Items from a dataset:
>> start
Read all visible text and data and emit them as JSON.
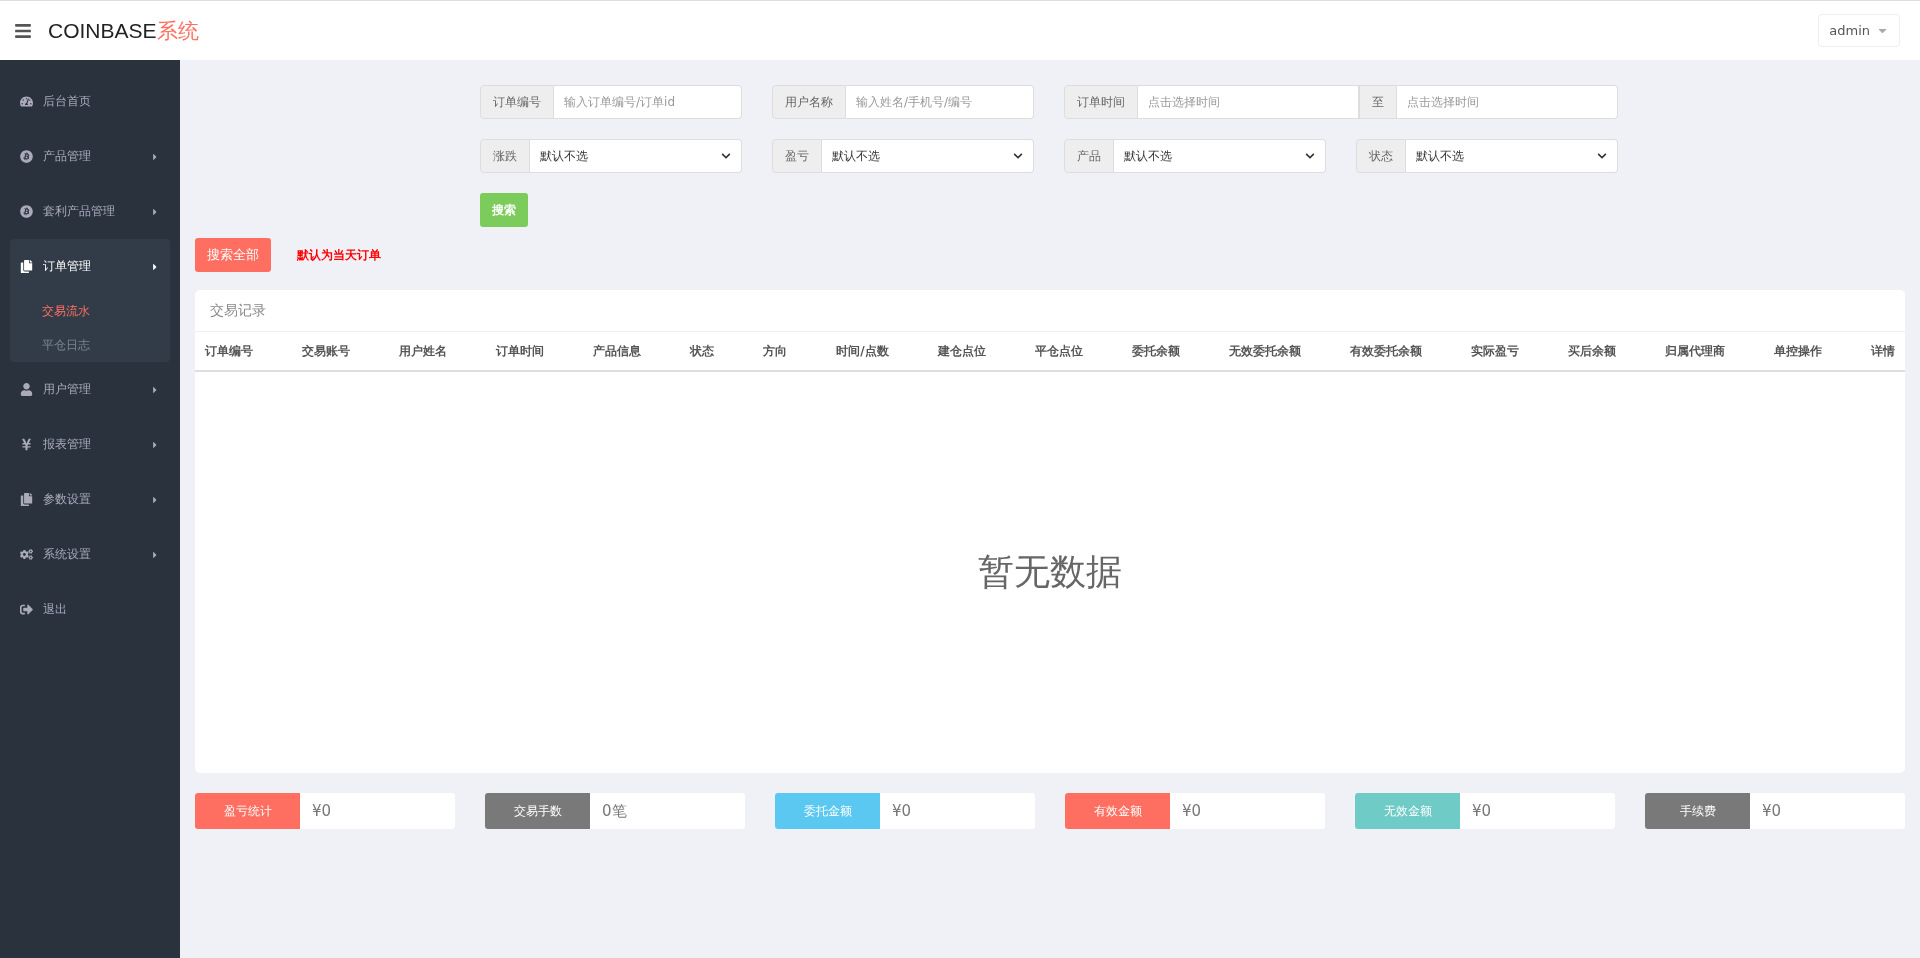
{
  "header": {
    "brand": "COINBASE",
    "brand_suffix": "系统",
    "user": "admin"
  },
  "sidebar": {
    "items": [
      {
        "kind": "link",
        "label": "后台首页"
      },
      {
        "kind": "group",
        "label": "产品管理",
        "expanded": false
      },
      {
        "kind": "group",
        "label": "套利产品管理",
        "expanded": false
      },
      {
        "kind": "group",
        "label": "订单管理",
        "expanded": true,
        "children": [
          {
            "label": "交易流水",
            "selected": true
          },
          {
            "label": "平仓日志",
            "selected": false
          }
        ]
      },
      {
        "kind": "group",
        "label": "用户管理",
        "expanded": false
      },
      {
        "kind": "group",
        "label": "报表管理",
        "expanded": false
      },
      {
        "kind": "group",
        "label": "参数设置",
        "expanded": false
      },
      {
        "kind": "group",
        "label": "系统设置",
        "expanded": false
      },
      {
        "kind": "link",
        "label": "退出"
      }
    ]
  },
  "filters": {
    "text_fields": [
      {
        "kind": "text",
        "label": "订单编号",
        "placeholder": "输入订单编号/订单id"
      },
      {
        "kind": "text",
        "label": "用户名称",
        "placeholder": "输入姓名/手机号/编号"
      },
      {
        "kind": "range",
        "label": "订单时间",
        "placeholder": "点击选择时间",
        "separator": "至",
        "placeholder_end": "点击选择时间"
      }
    ],
    "selects": [
      {
        "label": "涨跌",
        "value": "默认不选"
      },
      {
        "label": "盈亏",
        "value": "默认不选"
      },
      {
        "label": "产品",
        "value": "默认不选"
      },
      {
        "label": "状态",
        "value": "默认不选"
      }
    ],
    "search_button": "搜索"
  },
  "search_all_button": "搜索全部",
  "note": "默认为当天订单",
  "table": {
    "title": "交易记录",
    "columns": [
      "订单编号",
      "交易账号",
      "用户姓名",
      "订单时间",
      "产品信息",
      "状态",
      "方向",
      "时间/点数",
      "建仓点位",
      "平仓点位",
      "委托余额",
      "无效委托余额",
      "有效委托余额",
      "实际盈亏",
      "买后余额",
      "归属代理商",
      "单控操作",
      "详情"
    ],
    "empty_text": "暂无数据"
  },
  "stats": [
    {
      "label": "盈亏统计",
      "value": "¥0",
      "color": "#ff6f61"
    },
    {
      "label": "交易手数",
      "value": "0笔",
      "color": "#797979"
    },
    {
      "label": "委托金额",
      "value": "¥0",
      "color": "#5bc8f2"
    },
    {
      "label": "有效金额",
      "value": "¥0",
      "color": "#ff6f61"
    },
    {
      "label": "无效金额",
      "value": "¥0",
      "color": "#6ecbc6"
    },
    {
      "label": "手续费",
      "value": "¥0",
      "color": "#797979"
    }
  ]
}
>> end
AIM: Send back the data above word for word, with the pictures left out.

ANSWER BELOW:
Read all visible text and data and emit them as JSON.
{
  "header": {
    "brand": "COINBASE",
    "brand_suffix": "系统",
    "user": "admin"
  },
  "sidebar": {
    "items": [
      {
        "kind": "link",
        "label": "后台首页"
      },
      {
        "kind": "group",
        "label": "产品管理",
        "expanded": false
      },
      {
        "kind": "group",
        "label": "套利产品管理",
        "expanded": false
      },
      {
        "kind": "group",
        "label": "订单管理",
        "expanded": true,
        "children": [
          {
            "label": "交易流水",
            "selected": true
          },
          {
            "label": "平仓日志",
            "selected": false
          }
        ]
      },
      {
        "kind": "group",
        "label": "用户管理",
        "expanded": false
      },
      {
        "kind": "group",
        "label": "报表管理",
        "expanded": false
      },
      {
        "kind": "group",
        "label": "参数设置",
        "expanded": false
      },
      {
        "kind": "group",
        "label": "系统设置",
        "expanded": false
      },
      {
        "kind": "link",
        "label": "退出"
      }
    ]
  },
  "filters": {
    "text_fields": [
      {
        "kind": "text",
        "label": "订单编号",
        "placeholder": "输入订单编号/订单id"
      },
      {
        "kind": "text",
        "label": "用户名称",
        "placeholder": "输入姓名/手机号/编号"
      },
      {
        "kind": "range",
        "label": "订单时间",
        "placeholder": "点击选择时间",
        "separator": "至",
        "placeholder_end": "点击选择时间"
      }
    ],
    "selects": [
      {
        "label": "涨跌",
        "value": "默认不选"
      },
      {
        "label": "盈亏",
        "value": "默认不选"
      },
      {
        "label": "产品",
        "value": "默认不选"
      },
      {
        "label": "状态",
        "value": "默认不选"
      }
    ],
    "search_button": "搜索"
  },
  "search_all_button": "搜索全部",
  "note": "默认为当天订单",
  "table": {
    "title": "交易记录",
    "columns": [
      "订单编号",
      "交易账号",
      "用户姓名",
      "订单时间",
      "产品信息",
      "状态",
      "方向",
      "时间/点数",
      "建仓点位",
      "平仓点位",
      "委托余额",
      "无效委托余额",
      "有效委托余额",
      "实际盈亏",
      "买后余额",
      "归属代理商",
      "单控操作",
      "详情"
    ],
    "empty_text": "暂无数据"
  },
  "stats": [
    {
      "label": "盈亏统计",
      "value": "¥0",
      "color": "#ff6f61"
    },
    {
      "label": "交易手数",
      "value": "0笔",
      "color": "#797979"
    },
    {
      "label": "委托金额",
      "value": "¥0",
      "color": "#5bc8f2"
    },
    {
      "label": "有效金额",
      "value": "¥0",
      "color": "#ff6f61"
    },
    {
      "label": "无效金额",
      "value": "¥0",
      "color": "#6ecbc6"
    },
    {
      "label": "手续费",
      "value": "¥0",
      "color": "#797979"
    }
  ]
}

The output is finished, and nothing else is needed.